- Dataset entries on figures
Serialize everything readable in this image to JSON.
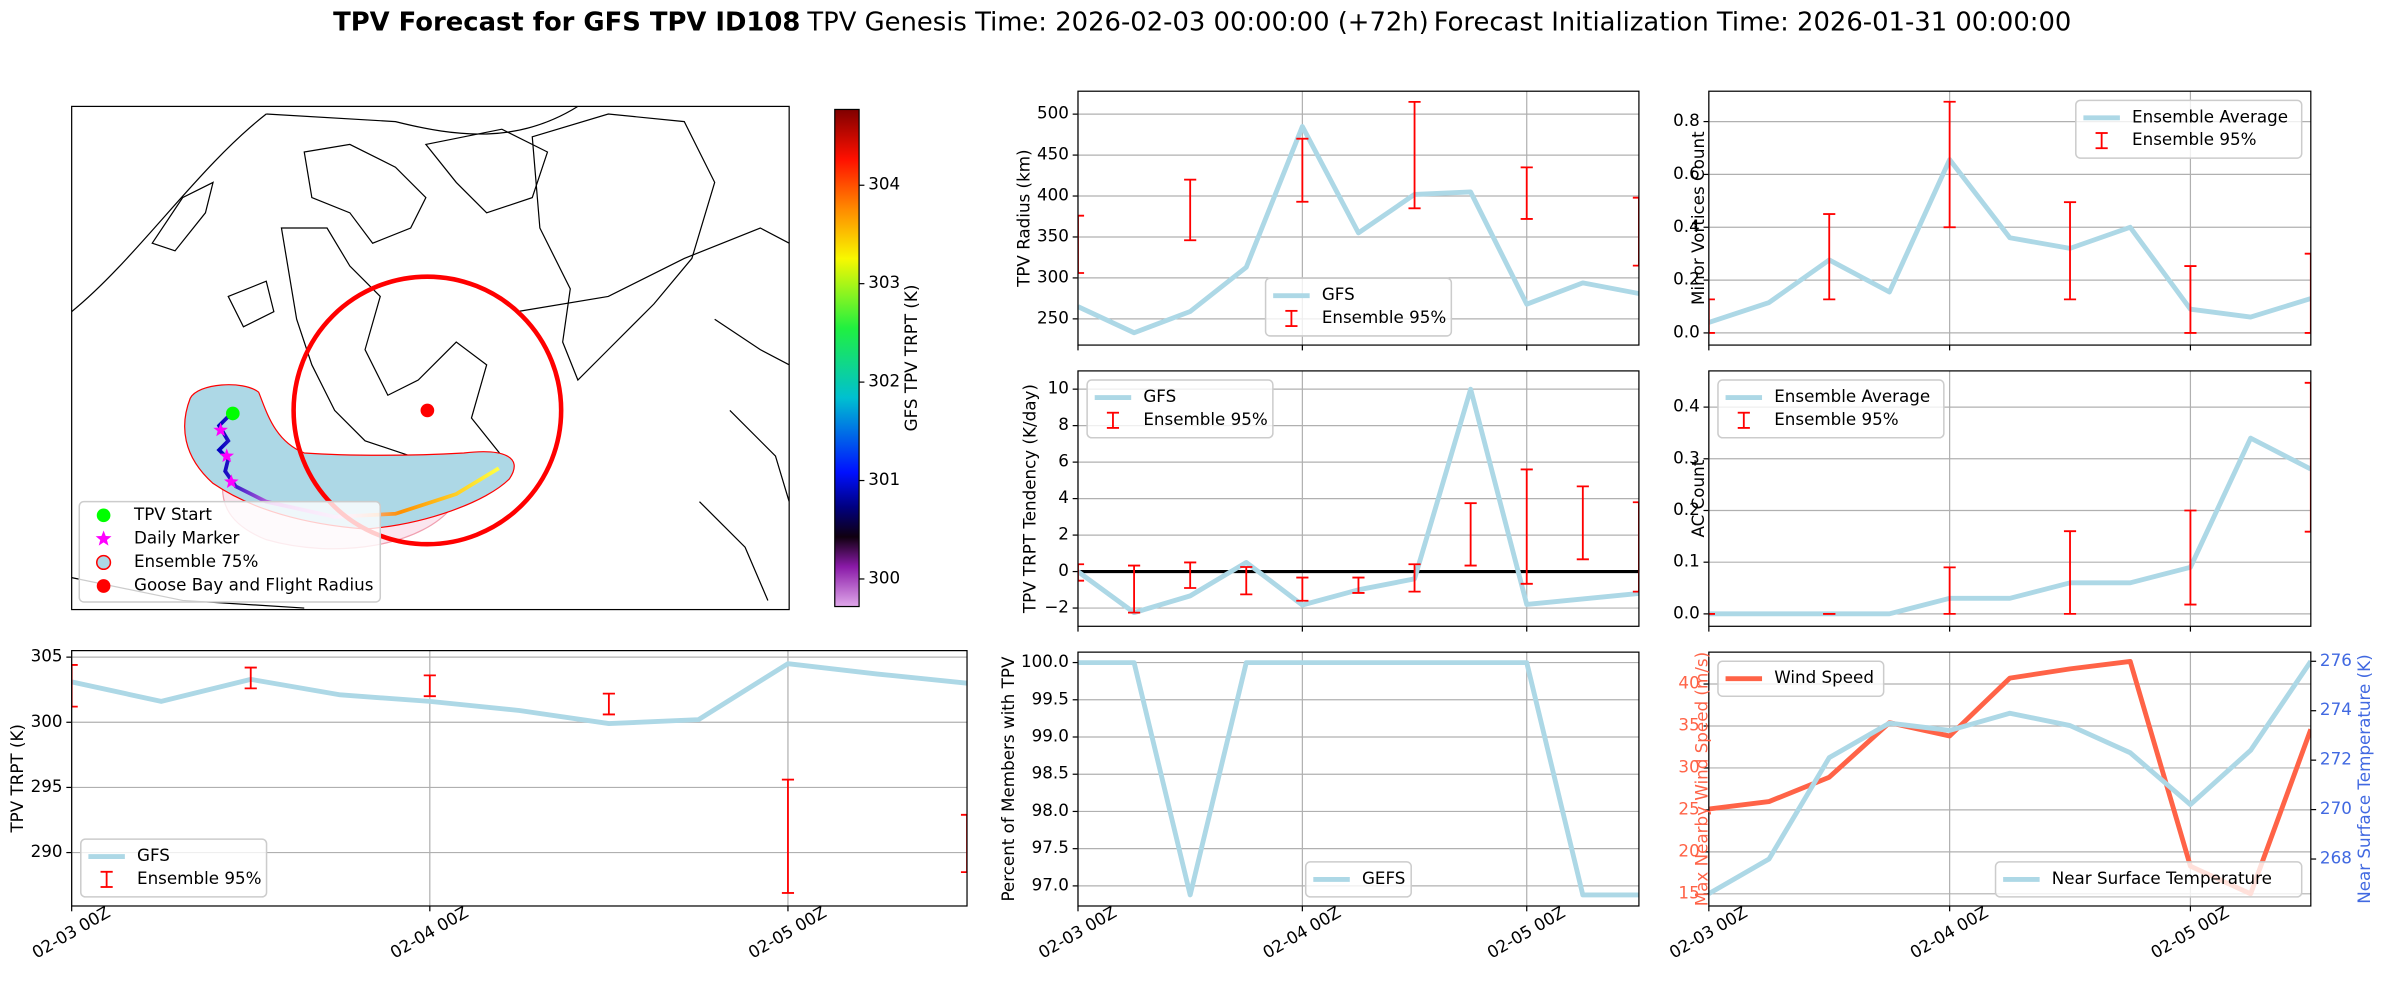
{
  "suptitle": [
    "TPV Forecast for GFS TPV ID108",
    "TPV Genesis Time: 2026-02-03 00:00:00 (+72h)",
    "Forecast Initialization Time: 2026-01-31 00:00:00"
  ],
  "chart_data": [
    {
      "type": "map",
      "legend_loc": "lower left",
      "legend": [
        {
          "label": "TPV Start",
          "color": "#00ff00",
          "marker": "circle"
        },
        {
          "label": "Daily Marker",
          "color": "#ff00ff",
          "marker": "star"
        },
        {
          "label": "Ensemble 75%",
          "color": "#add8e6",
          "edgecolor": "#ff0000",
          "marker": "circle"
        },
        {
          "label": "Goose Bay and Flight Radius",
          "color": "#ff0000",
          "marker": "circle"
        }
      ],
      "colorbar": {
        "label": "GFS TPV TRPT (K)",
        "lim": [
          299.72,
          304.77
        ],
        "ticks": [
          300,
          301,
          302,
          303,
          304
        ]
      }
    },
    {
      "type": "line",
      "ylabel": "TPV TRPT (K)",
      "x": [
        "02-03 00Z",
        "02-03 06Z",
        "02-03 12Z",
        "02-03 18Z",
        "02-04 00Z",
        "02-04 06Z",
        "02-04 12Z",
        "02-04 18Z",
        "02-05 00Z",
        "02-05 06Z",
        "02-05 12Z"
      ],
      "xlim": [
        "02-03 00Z",
        "02-05 12Z"
      ],
      "xticks": [
        "02-03 00Z",
        "02-04 00Z",
        "02-05 00Z"
      ],
      "xtick_labels": true,
      "ylim": [
        285.9,
        305.5
      ],
      "yticks": [
        290,
        295,
        300,
        305
      ],
      "grid": true,
      "legend": "lower left",
      "series": [
        {
          "name": "GFS",
          "color": "#add8e6",
          "values": [
            303.1,
            301.6,
            303.3,
            302.1,
            301.6,
            300.9,
            299.9,
            300.2,
            304.5,
            303.7,
            303.0
          ]
        },
        {
          "name": "Ensemble 95%",
          "type": "errorbar",
          "color": "#ff0000",
          "x": [
            "02-03 00Z",
            "02-03 12Z",
            "02-04 00Z",
            "02-04 12Z",
            "02-05 00Z",
            "02-05 12Z"
          ],
          "low": [
            301.2,
            302.6,
            302.0,
            300.6,
            286.9,
            288.5
          ],
          "high": [
            304.4,
            304.2,
            303.6,
            302.2,
            295.6,
            292.9
          ]
        }
      ]
    },
    {
      "type": "line",
      "ylabel": "TPV Radius (km)",
      "x": [
        "02-03 00Z",
        "02-03 06Z",
        "02-03 12Z",
        "02-03 18Z",
        "02-04 00Z",
        "02-04 06Z",
        "02-04 12Z",
        "02-04 18Z",
        "02-05 00Z",
        "02-05 06Z",
        "02-05 12Z"
      ],
      "xlim": [
        "02-03 00Z",
        "02-05 12Z"
      ],
      "xticks": [
        "02-03 00Z",
        "02-04 00Z",
        "02-05 00Z"
      ],
      "xtick_labels": false,
      "ylim": [
        218,
        528
      ],
      "yticks": [
        250,
        300,
        350,
        400,
        450,
        500
      ],
      "grid": true,
      "legend": "lower center",
      "series": [
        {
          "name": "GFS",
          "color": "#add8e6",
          "values": [
            265,
            233,
            259,
            313,
            485,
            355,
            402,
            405,
            268,
            294,
            281
          ]
        },
        {
          "name": "Ensemble 95%",
          "type": "errorbar",
          "color": "#ff0000",
          "x": [
            "02-03 00Z",
            "02-03 12Z",
            "02-04 00Z",
            "02-04 12Z",
            "02-05 00Z",
            "02-05 12Z"
          ],
          "low": [
            306,
            346,
            393,
            385,
            372,
            315
          ],
          "high": [
            376,
            420,
            470,
            515,
            435,
            398
          ]
        }
      ]
    },
    {
      "type": "line",
      "ylabel": "TPV TRPT Tendency (K/day)",
      "x": [
        "02-03 00Z",
        "02-03 06Z",
        "02-03 12Z",
        "02-03 18Z",
        "02-04 00Z",
        "02-04 06Z",
        "02-04 12Z",
        "02-04 18Z",
        "02-05 00Z",
        "02-05 06Z",
        "02-05 12Z"
      ],
      "xlim": [
        "02-03 00Z",
        "02-05 12Z"
      ],
      "xticks": [
        "02-03 00Z",
        "02-04 00Z",
        "02-05 00Z"
      ],
      "xtick_labels": false,
      "ylim": [
        -3,
        11
      ],
      "yticks": [
        {
          "value": -2,
          "label": "−2"
        },
        0,
        2,
        4,
        6,
        8,
        10
      ],
      "grid": true,
      "legend": "upper left",
      "hline": 0,
      "series": [
        {
          "name": "GFS",
          "color": "#add8e6",
          "values": [
            0,
            -2.25,
            -1.33,
            0.5,
            -1.83,
            -1.0,
            -0.4,
            10,
            -1.8,
            -1.5,
            -1.2
          ]
        },
        {
          "name": "Ensemble 95%",
          "type": "errorbar",
          "color": "#ff0000",
          "x": [
            "02-03 00Z",
            "02-03 06Z",
            "02-03 12Z",
            "02-03 18Z",
            "02-04 00Z",
            "02-04 06Z",
            "02-04 12Z",
            "02-04 18Z",
            "02-05 00Z",
            "02-05 06Z",
            "02-05 12Z"
          ],
          "low": [
            -0.5,
            -2.25,
            -0.9,
            -1.25,
            -1.6,
            -1.17,
            -1.1,
            0.33,
            -0.67,
            0.67,
            -1.1
          ],
          "high": [
            0.4,
            0.33,
            0.5,
            0.25,
            -0.33,
            -0.33,
            0.4,
            3.75,
            5.6,
            4.67,
            3.8
          ]
        }
      ]
    },
    {
      "type": "line",
      "ylabel": "Percent of Members with TPV",
      "x": [
        "02-03 00Z",
        "02-03 06Z",
        "02-03 12Z",
        "02-03 18Z",
        "02-04 00Z",
        "02-04 06Z",
        "02-04 12Z",
        "02-04 18Z",
        "02-05 00Z",
        "02-05 06Z",
        "02-05 12Z"
      ],
      "xlim": [
        "02-03 00Z",
        "02-05 12Z"
      ],
      "xticks": [
        "02-03 00Z",
        "02-04 00Z",
        "02-05 00Z"
      ],
      "xtick_labels": true,
      "ylim": [
        96.73,
        100.14
      ],
      "yticks": [
        {
          "value": 97,
          "label": "97.0"
        },
        97.5,
        {
          "value": 98,
          "label": "98.0"
        },
        98.5,
        {
          "value": 99,
          "label": "99.0"
        },
        99.5,
        {
          "value": 100,
          "label": "100.0"
        }
      ],
      "grid": true,
      "legend": "lower center",
      "series": [
        {
          "name": "GEFS",
          "color": "#add8e6",
          "values": [
            100,
            100,
            96.88,
            100,
            100,
            100,
            100,
            100,
            100,
            96.88,
            96.88
          ]
        }
      ]
    },
    {
      "type": "line",
      "ylabel": "Minor Vortices Count",
      "x": [
        "02-03 00Z",
        "02-03 06Z",
        "02-03 12Z",
        "02-03 18Z",
        "02-04 00Z",
        "02-04 06Z",
        "02-04 12Z",
        "02-04 18Z",
        "02-05 00Z",
        "02-05 06Z",
        "02-05 12Z"
      ],
      "xlim": [
        "02-03 00Z",
        "02-05 12Z"
      ],
      "xticks": [
        "02-03 00Z",
        "02-04 00Z",
        "02-05 00Z"
      ],
      "xtick_labels": false,
      "ylim": [
        -0.046,
        0.915
      ],
      "yticks": [
        {
          "value": 0,
          "label": "0.0"
        },
        0.2,
        0.4,
        0.6,
        0.8
      ],
      "grid": true,
      "legend": "upper right",
      "series": [
        {
          "name": "Ensemble Average",
          "color": "#add8e6",
          "values": [
            0.04,
            0.115,
            0.276,
            0.155,
            0.656,
            0.36,
            0.32,
            0.4,
            0.09,
            0.06,
            0.13
          ]
        },
        {
          "name": "Ensemble 95%",
          "type": "errorbar",
          "color": "#ff0000",
          "x": [
            "02-03 00Z",
            "02-03 12Z",
            "02-04 00Z",
            "02-04 12Z",
            "02-05 00Z",
            "02-05 12Z"
          ],
          "low": [
            0,
            0.127,
            0.4,
            0.127,
            0,
            0
          ],
          "high": [
            0.127,
            0.45,
            0.875,
            0.495,
            0.253,
            0.3
          ]
        }
      ]
    },
    {
      "type": "line",
      "ylabel": "AC Count",
      "x": [
        "02-03 00Z",
        "02-03 06Z",
        "02-03 12Z",
        "02-03 18Z",
        "02-04 00Z",
        "02-04 06Z",
        "02-04 12Z",
        "02-04 18Z",
        "02-05 00Z",
        "02-05 06Z",
        "02-05 12Z"
      ],
      "xlim": [
        "02-03 00Z",
        "02-05 12Z"
      ],
      "xticks": [
        "02-03 00Z",
        "02-04 00Z",
        "02-05 00Z"
      ],
      "xtick_labels": false,
      "ylim": [
        -0.024,
        0.47
      ],
      "yticks": [
        {
          "value": 0,
          "label": "0.0"
        },
        0.1,
        0.2,
        0.3,
        0.4
      ],
      "grid": true,
      "legend": "upper left",
      "series": [
        {
          "name": "Ensemble Average",
          "color": "#add8e6",
          "values": [
            0,
            0,
            0,
            0,
            0.03,
            0.03,
            0.06,
            0.06,
            0.09,
            0.34,
            0.28
          ]
        },
        {
          "name": "Ensemble 95%",
          "type": "errorbar",
          "color": "#ff0000",
          "x": [
            "02-03 00Z",
            "02-03 12Z",
            "02-04 00Z",
            "02-04 12Z",
            "02-05 00Z",
            "02-05 12Z"
          ],
          "low": [
            0,
            0,
            0,
            0,
            0.018,
            0.159
          ],
          "high": [
            0,
            0,
            0.09,
            0.16,
            0.2,
            0.447
          ]
        }
      ]
    },
    {
      "type": "line",
      "ylabel": "Max Nearby Wind Speed (m/s)",
      "ylabel_color": "#ff6347",
      "y2label": "Near Surface Temperature (K)",
      "y2label_color": "#4169e1",
      "x": [
        "02-03 00Z",
        "02-03 06Z",
        "02-03 12Z",
        "02-03 18Z",
        "02-04 00Z",
        "02-04 06Z",
        "02-04 12Z",
        "02-04 18Z",
        "02-05 00Z",
        "02-05 06Z",
        "02-05 12Z"
      ],
      "xlim": [
        "02-03 00Z",
        "02-05 12Z"
      ],
      "xticks": [
        "02-03 00Z",
        "02-04 00Z",
        "02-05 00Z"
      ],
      "xtick_labels": true,
      "ylim": [
        13.55,
        43.8
      ],
      "yticks": [
        15,
        20,
        25,
        30,
        35,
        40
      ],
      "y2lim": [
        266.1,
        276.37
      ],
      "y2ticks": [
        268,
        270,
        272,
        274,
        276
      ],
      "grid": true,
      "series": [
        {
          "name": "Wind Speed",
          "color": "#ff6347",
          "legend": "upper left",
          "values": [
            25.1,
            26.0,
            28.9,
            35.4,
            33.8,
            40.7,
            41.8,
            42.7,
            18.3,
            15.0,
            34.6
          ]
        },
        {
          "name": "Near Surface Temperature",
          "color": "#add8e6",
          "axis": "y2",
          "legend": "lower right",
          "values": [
            266.6,
            268.0,
            272.1,
            273.5,
            273.2,
            273.9,
            273.4,
            272.3,
            270.2,
            272.4,
            276.0
          ]
        }
      ]
    }
  ]
}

- Exercise directions
Go line by line through the data above and report each one that holds the string "upper".

- Answer space
      "legend": "upper left",
      "legend": "upper right",
      "legend": "upper left",
          "legend": "upper left",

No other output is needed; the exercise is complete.